_Problem description_:
Copy every line of the material below verbatim, keeping each character and the line order unchanged.
==========
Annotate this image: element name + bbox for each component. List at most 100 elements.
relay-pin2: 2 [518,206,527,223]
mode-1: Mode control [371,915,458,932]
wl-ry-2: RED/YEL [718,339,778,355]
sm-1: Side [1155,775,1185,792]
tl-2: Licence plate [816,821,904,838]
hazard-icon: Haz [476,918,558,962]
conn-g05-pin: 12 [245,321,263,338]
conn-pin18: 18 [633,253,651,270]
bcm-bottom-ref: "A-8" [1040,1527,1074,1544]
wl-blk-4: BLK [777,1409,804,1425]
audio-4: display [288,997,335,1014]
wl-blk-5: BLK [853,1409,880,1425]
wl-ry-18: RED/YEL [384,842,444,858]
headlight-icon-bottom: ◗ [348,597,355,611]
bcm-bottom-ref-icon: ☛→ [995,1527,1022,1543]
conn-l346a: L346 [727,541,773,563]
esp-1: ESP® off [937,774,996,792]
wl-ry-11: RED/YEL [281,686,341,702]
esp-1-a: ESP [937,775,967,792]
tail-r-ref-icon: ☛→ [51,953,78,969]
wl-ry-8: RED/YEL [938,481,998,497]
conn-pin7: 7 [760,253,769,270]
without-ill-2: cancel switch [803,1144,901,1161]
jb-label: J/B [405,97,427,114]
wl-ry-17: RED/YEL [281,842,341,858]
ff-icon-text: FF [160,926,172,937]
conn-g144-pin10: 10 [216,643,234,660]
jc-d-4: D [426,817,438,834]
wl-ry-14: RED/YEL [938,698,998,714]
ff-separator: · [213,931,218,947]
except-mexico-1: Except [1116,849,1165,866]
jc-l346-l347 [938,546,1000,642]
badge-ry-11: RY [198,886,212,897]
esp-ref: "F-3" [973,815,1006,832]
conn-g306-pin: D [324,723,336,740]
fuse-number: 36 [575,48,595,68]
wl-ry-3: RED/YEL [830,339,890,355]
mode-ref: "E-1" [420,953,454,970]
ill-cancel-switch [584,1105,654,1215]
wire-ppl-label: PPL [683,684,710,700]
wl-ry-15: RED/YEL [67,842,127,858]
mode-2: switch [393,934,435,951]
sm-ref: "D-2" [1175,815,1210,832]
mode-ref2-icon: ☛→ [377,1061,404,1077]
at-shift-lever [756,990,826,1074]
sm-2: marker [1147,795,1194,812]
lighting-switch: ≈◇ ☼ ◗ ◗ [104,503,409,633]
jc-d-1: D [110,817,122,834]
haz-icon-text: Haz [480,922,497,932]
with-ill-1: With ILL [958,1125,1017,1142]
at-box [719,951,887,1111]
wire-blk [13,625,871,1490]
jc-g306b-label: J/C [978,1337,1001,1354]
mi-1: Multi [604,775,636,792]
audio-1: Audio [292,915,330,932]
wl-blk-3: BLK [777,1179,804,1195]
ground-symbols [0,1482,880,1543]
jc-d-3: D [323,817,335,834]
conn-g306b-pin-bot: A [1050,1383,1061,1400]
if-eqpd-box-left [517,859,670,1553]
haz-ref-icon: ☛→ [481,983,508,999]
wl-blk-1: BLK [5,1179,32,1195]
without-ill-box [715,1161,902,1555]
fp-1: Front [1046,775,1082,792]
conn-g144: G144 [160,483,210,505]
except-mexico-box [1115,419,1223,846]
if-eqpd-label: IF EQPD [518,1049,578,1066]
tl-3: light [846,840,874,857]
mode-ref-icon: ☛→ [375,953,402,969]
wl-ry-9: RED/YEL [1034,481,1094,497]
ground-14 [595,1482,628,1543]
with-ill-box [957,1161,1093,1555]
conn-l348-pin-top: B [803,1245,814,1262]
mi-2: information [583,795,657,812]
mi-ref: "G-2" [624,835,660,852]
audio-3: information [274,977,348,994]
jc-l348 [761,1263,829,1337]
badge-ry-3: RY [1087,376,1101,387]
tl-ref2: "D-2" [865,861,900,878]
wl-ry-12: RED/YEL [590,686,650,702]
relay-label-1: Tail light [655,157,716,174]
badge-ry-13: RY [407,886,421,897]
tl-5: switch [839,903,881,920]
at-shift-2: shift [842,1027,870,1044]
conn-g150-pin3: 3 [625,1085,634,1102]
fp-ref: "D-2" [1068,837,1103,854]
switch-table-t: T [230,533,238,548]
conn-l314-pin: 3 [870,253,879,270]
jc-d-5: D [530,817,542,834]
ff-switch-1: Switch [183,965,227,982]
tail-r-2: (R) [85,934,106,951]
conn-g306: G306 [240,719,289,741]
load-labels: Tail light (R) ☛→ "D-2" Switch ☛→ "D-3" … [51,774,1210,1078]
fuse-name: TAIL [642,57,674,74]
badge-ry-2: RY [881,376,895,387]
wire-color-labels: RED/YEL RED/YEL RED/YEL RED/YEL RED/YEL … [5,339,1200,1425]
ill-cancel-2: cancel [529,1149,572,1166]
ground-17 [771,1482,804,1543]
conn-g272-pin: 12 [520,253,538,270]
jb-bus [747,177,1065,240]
==========
_Response_:
Annotate this image: element name + bbox for each component. List at most 100 elements.
relay-pin2: 2 [518,206,527,223]
mode-1: Mode control [371,915,458,932]
wl-ry-2: RED/YEL [718,339,778,355]
sm-1: Side [1155,775,1185,792]
tl-2: Licence plate [816,821,904,838]
hazard-icon: Haz [476,918,558,962]
conn-g05-pin: 12 [245,321,263,338]
conn-pin18: 18 [633,253,651,270]
bcm-bottom-ref: "A-8" [1040,1527,1074,1544]
wl-blk-4: BLK [777,1409,804,1425]
audio-4: display [288,997,335,1014]
wl-blk-5: BLK [853,1409,880,1425]
wl-ry-18: RED/YEL [384,842,444,858]
headlight-icon-bottom: ◗ [348,597,355,611]
bcm-bottom-ref-icon: ☛→ [995,1527,1022,1543]
conn-l346a: L346 [727,541,773,563]
esp-1: ESP® off [937,774,996,792]
wl-ry-11: RED/YEL [281,686,341,702]
esp-1-a: ESP [937,775,967,792]
tail-r-ref-icon: ☛→ [51,953,78,969]
wl-ry-8: RED/YEL [938,481,998,497]
conn-pin7: 7 [760,253,769,270]
without-ill-2: cancel switch [803,1144,901,1161]
jb-label: J/B [405,97,427,114]
wl-ry-17: RED/YEL [281,842,341,858]
ff-icon-text: FF [160,926,172,937]
conn-g144-pin10: 10 [216,643,234,660]
jc-d-4: D [426,817,438,834]
wl-ry-14: RED/YEL [938,698,998,714]
ff-separator: · [213,931,218,947]
except-mexico-1: Except [1116,849,1165,866]
jc-l346-l347 [938,546,1000,642]
badge-ry-11: RY [198,886,212,897]
esp-ref: "F-3" [973,815,1006,832]
conn-g306-pin: D [324,723,336,740]
fuse-number: 36 [575,48,595,68]
wl-ry-3: RED/YEL [830,339,890,355]
mode-ref: "E-1" [420,953,454,970]
ill-cancel-switch [584,1105,654,1215]
wire-ppl-label: PPL [683,684,710,700]
wl-ry-15: RED/YEL [67,842,127,858]
mode-2: switch [393,934,435,951]
sm-ref: "D-2" [1175,815,1210,832]
mode-ref2-icon: ☛→ [377,1061,404,1077]
at-shift-lever [756,990,826,1074]
sm-2: marker [1147,795,1194,812]
lighting-switch: ≈◇ ☼ ◗ ◗ [104,503,409,633]
jc-d-1: D [110,817,122,834]
haz-icon-text: Haz [480,922,497,932]
with-ill-1: With ILL [958,1125,1017,1142]
at-box [719,951,887,1111]
wire-blk [13,625,871,1490]
jc-g306b-label: J/C [978,1337,1001,1354]
mi-1: Multi [604,775,636,792]
audio-1: Audio [292,915,330,932]
wl-blk-3: BLK [777,1179,804,1195]
ground-symbols [0,1482,880,1543]
jc-d-3: D [323,817,335,834]
conn-g306b-pin-bot: A [1050,1383,1061,1400]
if-eqpd-box-left [517,859,670,1553]
haz-ref-icon: ☛→ [481,983,508,999]
wl-blk-1: BLK [5,1179,32,1195]
without-ill-box [715,1161,902,1555]
fp-1: Front [1046,775,1082,792]
conn-g144: G144 [160,483,210,505]
except-mexico-box [1115,419,1223,846]
if-eqpd-label: IF EQPD [518,1049,578,1066]
tl-3: light [846,840,874,857]
mode-ref-icon: ☛→ [375,953,402,969]
wl-ry-9: RED/YEL [1034,481,1094,497]
ground-14 [595,1482,628,1543]
with-ill-box [957,1161,1093,1555]
conn-l348-pin-top: B [803,1245,814,1262]
mi-2: information [583,795,657,812]
mi-ref: "G-2" [624,835,660,852]
audio-3: information [274,977,348,994]
jc-l348 [761,1263,829,1337]
badge-ry-3: RY [1087,376,1101,387]
tl-ref2: "D-2" [865,861,900,878]
wl-ry-12: RED/YEL [590,686,650,702]
relay-label-1: Tail light [655,157,716,174]
badge-ry-13: RY [407,886,421,897]
tl-5: switch [839,903,881,920]
at-shift-2: shift [842,1027,870,1044]
conn-g150-pin3: 3 [625,1085,634,1102]
fp-ref: "D-2" [1068,837,1103,854]
switch-table-t: T [230,533,238,548]
conn-l314-pin: 3 [870,253,879,270]
jc-d-5: D [530,817,542,834]
ff-switch-1: Switch [183,965,227,982]
tail-r-2: (R) [85,934,106,951]
conn-g306: G306 [240,719,289,741]
load-labels: Tail light (R) ☛→ "D-2" Switch ☛→ "D-3" … [51,774,1210,1078]
fuse-name: TAIL [642,57,674,74]
badge-ry-2: RY [881,376,895,387]
wire-color-labels: RED/YEL RED/YEL RED/YEL RED/YEL RED/YEL … [5,339,1200,1425]
ill-cancel-2: cancel [529,1149,572,1166]
ground-17 [771,1482,804,1543]
conn-g272-pin: 12 [520,253,538,270]
jb-bus [747,177,1065,240]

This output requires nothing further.